== Extracted data

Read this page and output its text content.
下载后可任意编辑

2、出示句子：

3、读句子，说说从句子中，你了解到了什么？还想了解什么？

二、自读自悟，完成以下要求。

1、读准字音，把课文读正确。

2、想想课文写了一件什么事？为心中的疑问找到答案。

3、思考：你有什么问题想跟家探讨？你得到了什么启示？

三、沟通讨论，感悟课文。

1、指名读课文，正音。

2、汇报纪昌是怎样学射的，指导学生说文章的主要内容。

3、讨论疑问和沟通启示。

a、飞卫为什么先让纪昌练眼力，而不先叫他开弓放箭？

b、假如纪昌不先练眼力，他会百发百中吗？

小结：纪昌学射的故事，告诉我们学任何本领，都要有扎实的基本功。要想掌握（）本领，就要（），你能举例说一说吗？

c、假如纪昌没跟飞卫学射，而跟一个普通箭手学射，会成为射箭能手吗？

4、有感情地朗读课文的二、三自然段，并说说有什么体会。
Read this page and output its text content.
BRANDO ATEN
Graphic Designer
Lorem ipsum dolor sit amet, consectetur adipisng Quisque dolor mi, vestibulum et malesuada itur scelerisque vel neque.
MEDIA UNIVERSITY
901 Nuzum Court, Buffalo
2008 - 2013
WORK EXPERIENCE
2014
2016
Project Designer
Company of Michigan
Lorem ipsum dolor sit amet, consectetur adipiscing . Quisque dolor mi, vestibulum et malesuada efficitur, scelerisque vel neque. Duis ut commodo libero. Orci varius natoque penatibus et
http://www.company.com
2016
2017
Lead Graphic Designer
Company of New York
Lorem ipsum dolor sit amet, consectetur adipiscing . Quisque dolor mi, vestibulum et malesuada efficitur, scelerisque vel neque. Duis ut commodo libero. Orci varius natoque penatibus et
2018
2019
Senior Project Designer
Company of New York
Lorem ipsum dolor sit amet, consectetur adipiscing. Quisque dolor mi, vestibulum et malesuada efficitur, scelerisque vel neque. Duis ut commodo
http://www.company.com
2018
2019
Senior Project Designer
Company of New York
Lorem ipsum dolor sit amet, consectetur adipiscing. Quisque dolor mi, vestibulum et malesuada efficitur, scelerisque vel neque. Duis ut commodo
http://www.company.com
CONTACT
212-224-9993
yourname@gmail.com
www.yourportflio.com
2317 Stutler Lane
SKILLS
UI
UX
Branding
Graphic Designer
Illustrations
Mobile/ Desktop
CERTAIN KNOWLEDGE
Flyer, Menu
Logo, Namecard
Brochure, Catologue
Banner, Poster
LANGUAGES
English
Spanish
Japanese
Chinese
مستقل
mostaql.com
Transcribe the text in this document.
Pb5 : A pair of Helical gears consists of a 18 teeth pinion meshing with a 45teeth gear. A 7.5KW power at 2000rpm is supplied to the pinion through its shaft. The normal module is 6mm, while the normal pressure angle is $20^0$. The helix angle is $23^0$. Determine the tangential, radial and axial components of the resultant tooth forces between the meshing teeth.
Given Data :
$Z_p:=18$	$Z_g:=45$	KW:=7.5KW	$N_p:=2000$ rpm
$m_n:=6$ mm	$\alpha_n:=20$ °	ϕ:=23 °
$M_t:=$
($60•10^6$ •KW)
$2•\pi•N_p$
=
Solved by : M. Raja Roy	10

====

The request: Give exactly the lines from the one with "Transcribe the text in this document." to the end of the entries, nothing before them.

Exercise result:
Transcribe the text in this document.
Pb5 : A pair of Helical gears consists of a 18 teeth pinion meshing with a 45teeth gear. A 7.5KW power at 2000rpm is supplied to the pinion through its shaft. The normal module is 6mm, while the normal pressure angle is $20^0$. The helix angle is $23^0$. Determine the tangential, radial and axial components of the resultant tooth forces between the meshing teeth.
Given Data :
$Z_p:=18$	$Z_g:=45$	KW:=7.5KW	$N_p:=2000$ rpm
$m_n:=6$ mm	$\alpha_n:=20$ °	ϕ:=23 °
$M_t:=$
($60•10^6$ •KW)
$2•\pi•N_p$
=
Solved by : M. Raja Roy	10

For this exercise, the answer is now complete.